Items from a dataset:

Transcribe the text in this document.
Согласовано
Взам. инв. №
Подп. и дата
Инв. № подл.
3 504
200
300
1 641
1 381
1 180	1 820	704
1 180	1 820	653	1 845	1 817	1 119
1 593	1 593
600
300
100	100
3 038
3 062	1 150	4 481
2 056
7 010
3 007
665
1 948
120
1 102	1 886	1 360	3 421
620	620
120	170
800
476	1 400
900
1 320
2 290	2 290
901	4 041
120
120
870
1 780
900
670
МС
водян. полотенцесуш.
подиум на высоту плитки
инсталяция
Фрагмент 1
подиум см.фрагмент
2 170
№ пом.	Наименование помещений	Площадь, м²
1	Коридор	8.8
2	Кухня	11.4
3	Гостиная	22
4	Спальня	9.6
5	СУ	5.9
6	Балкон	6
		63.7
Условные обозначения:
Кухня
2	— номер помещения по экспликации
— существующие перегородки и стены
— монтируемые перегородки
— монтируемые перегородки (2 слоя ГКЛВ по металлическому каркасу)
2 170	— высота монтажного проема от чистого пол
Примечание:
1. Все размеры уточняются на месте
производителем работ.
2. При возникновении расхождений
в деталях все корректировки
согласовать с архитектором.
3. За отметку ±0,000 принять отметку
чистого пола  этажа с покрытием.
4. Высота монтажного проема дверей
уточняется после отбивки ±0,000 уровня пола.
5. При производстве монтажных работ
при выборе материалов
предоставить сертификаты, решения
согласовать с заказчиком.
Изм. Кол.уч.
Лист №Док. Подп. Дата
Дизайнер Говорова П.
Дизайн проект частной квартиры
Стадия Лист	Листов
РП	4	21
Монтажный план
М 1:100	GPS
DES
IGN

(Instructions for the task): Identify and copy lines that hold the string "проема".

(Answer for this exercise):
2 170	— высота монтажного проема от чистого пол
4. Высота монтажного проема дверей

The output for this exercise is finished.